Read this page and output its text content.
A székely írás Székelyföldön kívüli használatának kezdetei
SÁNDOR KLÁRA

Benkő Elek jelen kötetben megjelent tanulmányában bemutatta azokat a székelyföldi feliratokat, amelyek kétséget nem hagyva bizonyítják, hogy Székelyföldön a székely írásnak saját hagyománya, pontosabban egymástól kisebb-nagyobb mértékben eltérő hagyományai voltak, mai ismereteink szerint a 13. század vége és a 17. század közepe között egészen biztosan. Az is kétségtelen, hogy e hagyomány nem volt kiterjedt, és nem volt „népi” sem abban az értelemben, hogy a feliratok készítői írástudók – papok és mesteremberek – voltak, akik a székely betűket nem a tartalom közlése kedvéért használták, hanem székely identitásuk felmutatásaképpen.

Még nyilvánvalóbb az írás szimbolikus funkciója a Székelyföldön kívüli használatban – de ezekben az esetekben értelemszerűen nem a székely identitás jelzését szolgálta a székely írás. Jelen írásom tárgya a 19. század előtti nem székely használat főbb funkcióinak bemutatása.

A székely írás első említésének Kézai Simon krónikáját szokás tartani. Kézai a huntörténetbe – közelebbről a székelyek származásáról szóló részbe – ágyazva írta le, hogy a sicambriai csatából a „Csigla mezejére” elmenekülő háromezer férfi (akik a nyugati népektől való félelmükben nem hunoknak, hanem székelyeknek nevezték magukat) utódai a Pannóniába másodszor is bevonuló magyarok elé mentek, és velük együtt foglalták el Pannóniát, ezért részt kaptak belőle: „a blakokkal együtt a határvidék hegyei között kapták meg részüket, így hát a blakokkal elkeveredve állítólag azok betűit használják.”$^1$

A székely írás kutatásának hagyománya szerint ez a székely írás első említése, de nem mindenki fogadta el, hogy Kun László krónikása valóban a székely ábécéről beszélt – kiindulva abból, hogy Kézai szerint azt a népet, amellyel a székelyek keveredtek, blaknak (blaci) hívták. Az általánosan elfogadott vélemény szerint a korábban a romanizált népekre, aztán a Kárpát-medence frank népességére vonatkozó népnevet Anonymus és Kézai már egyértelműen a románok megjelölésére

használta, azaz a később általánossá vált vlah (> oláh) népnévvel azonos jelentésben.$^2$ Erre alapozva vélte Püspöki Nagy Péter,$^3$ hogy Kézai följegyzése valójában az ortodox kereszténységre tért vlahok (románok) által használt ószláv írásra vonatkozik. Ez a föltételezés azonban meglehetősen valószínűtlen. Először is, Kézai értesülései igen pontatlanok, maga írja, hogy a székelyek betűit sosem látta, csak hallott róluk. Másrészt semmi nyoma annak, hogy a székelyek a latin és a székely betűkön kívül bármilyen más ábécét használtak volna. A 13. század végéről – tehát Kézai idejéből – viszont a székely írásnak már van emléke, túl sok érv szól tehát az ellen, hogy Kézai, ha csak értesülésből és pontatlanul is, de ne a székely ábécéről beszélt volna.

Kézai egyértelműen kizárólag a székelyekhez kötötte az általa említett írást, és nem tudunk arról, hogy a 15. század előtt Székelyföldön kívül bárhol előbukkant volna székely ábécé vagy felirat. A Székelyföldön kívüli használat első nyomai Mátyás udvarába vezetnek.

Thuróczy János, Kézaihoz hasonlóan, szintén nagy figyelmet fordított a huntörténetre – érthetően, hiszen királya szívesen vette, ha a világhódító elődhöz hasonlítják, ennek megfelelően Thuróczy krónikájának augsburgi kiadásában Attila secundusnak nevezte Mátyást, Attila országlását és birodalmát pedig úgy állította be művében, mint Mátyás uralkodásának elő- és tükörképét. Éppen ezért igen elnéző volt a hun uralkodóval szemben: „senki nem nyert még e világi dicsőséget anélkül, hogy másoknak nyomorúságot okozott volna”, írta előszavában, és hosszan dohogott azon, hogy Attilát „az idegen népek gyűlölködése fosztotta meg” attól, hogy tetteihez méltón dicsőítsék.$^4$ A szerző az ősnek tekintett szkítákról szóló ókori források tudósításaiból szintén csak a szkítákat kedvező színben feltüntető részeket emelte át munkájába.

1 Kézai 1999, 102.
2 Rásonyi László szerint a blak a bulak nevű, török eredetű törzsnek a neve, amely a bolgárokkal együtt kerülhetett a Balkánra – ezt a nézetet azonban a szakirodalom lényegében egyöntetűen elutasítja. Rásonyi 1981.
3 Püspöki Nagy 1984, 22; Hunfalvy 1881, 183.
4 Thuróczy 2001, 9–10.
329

Work to complete: Return the material in full, exactly as shown.

Response to this exercise:
Read this page and output its text content.
A székely írás Székelyföldön kívüli használatának kezdetei
SÁNDOR KLÁRA

Benkő Elek jelen kötetben megjelent tanulmányában bemutatta azokat a székelyföldi feliratokat, amelyek kétséget nem hagyva bizonyítják, hogy Székelyföldön a székely írásnak saját hagyománya, pontosabban egymástól kisebb-nagyobb mértékben eltérő hagyományai voltak, mai ismereteink szerint a 13. század vége és a 17. század közepe között egészen biztosan. Az is kétségtelen, hogy e hagyomány nem volt kiterjedt, és nem volt „népi” sem abban az értelemben, hogy a feliratok készítői írástudók – papok és mesteremberek – voltak, akik a székely betűket nem a tartalom közlése kedvéért használták, hanem székely identitásuk felmutatásaképpen.

Még nyilvánvalóbb az írás szimbolikus funkciója a Székelyföldön kívüli használatban – de ezekben az esetekben értelemszerűen nem a székely identitás jelzését szolgálta a székely írás. Jelen írásom tárgya a 19. század előtti nem székely használat főbb funkcióinak bemutatása.

A székely írás első említésének Kézai Simon krónikáját szokás tartani. Kézai a huntörténetbe – közelebbről a székelyek származásáról szóló részbe – ágyazva írta le, hogy a sicambriai csatából a „Csigla mezejére” elmenekülő háromezer férfi (akik a nyugati népektől való félelmükben nem hunoknak, hanem székelyeknek nevezték magukat) utódai a Pannóniába másodszor is bevonuló magyarok elé mentek, és velük együtt foglalták el Pannóniát, ezért részt kaptak belőle: „a blakokkal együtt a határvidék hegyei között kapták meg részüket, így hát a blakokkal elkeveredve állítólag azok betűit használják.”$^1$

A székely írás kutatásának hagyománya szerint ez a székely írás első említése, de nem mindenki fogadta el, hogy Kun László krónikása valóban a székely ábécéről beszélt – kiindulva abból, hogy Kézai szerint azt a népet, amellyel a székelyek keveredtek, blaknak (blaci) hívták. Az általánosan elfogadott vélemény szerint a korábban a romanizált népekre, aztán a Kárpát-medence frank népességére vonatkozó népnevet Anonymus és Kézai már egyértelműen a románok megjelölésére

használta, azaz a később általánossá vált vlah (> oláh) népnévvel azonos jelentésben.$^2$ Erre alapozva vélte Püspöki Nagy Péter,$^3$ hogy Kézai följegyzése valójában az ortodox kereszténységre tért vlahok (románok) által használt ószláv írásra vonatkozik. Ez a föltételezés azonban meglehetősen valószínűtlen. Először is, Kézai értesülései igen pontatlanok, maga írja, hogy a székelyek betűit sosem látta, csak hallott róluk. Másrészt semmi nyoma annak, hogy a székelyek a latin és a székely betűkön kívül bármilyen más ábécét használtak volna. A 13. század végéről – tehát Kézai idejéből – viszont a székely írásnak már van emléke, túl sok érv szól tehát az ellen, hogy Kézai, ha csak értesülésből és pontatlanul is, de ne a székely ábécéről beszélt volna.

Kézai egyértelműen kizárólag a székelyekhez kötötte az általa említett írást, és nem tudunk arról, hogy a 15. század előtt Székelyföldön kívül bárhol előbukkant volna székely ábécé vagy felirat. A Székelyföldön kívüli használat első nyomai Mátyás udvarába vezetnek.

Thuróczy János, Kézaihoz hasonlóan, szintén nagy figyelmet fordított a huntörténetre – érthetően, hiszen királya szívesen vette, ha a világhódító elődhöz hasonlítják, ennek megfelelően Thuróczy krónikájának augsburgi kiadásában Attila secundusnak nevezte Mátyást, Attila országlását és birodalmát pedig úgy állította be művében, mint Mátyás uralkodásának elő- és tükörképét. Éppen ezért igen elnéző volt a hun uralkodóval szemben: „senki nem nyert még e világi dicsőséget anélkül, hogy másoknak nyomorúságot okozott volna”, írta előszavában, és hosszan dohogott azon, hogy Attilát „az idegen népek gyűlölködése fosztotta meg” attól, hogy tetteihez méltón dicsőítsék.$^4$ A szerző az ősnek tekintett szkítákról szóló ókori források tudósításaiból szintén csak a szkítákat kedvező színben feltüntető részeket emelte át munkájába.

1 Kézai 1999, 102.
2 Rásonyi László szerint a blak a bulak nevű, török eredetű törzsnek a neve, amely a bolgárokkal együtt kerülhetett a Balkánra – ezt a nézetet azonban a szakirodalom lényegében egyöntetűen elutasítja. Rásonyi 1981.
3 Püspöki Nagy 1984, 22; Hunfalvy 1881, 183.
4 Thuróczy 2001, 9–10.
329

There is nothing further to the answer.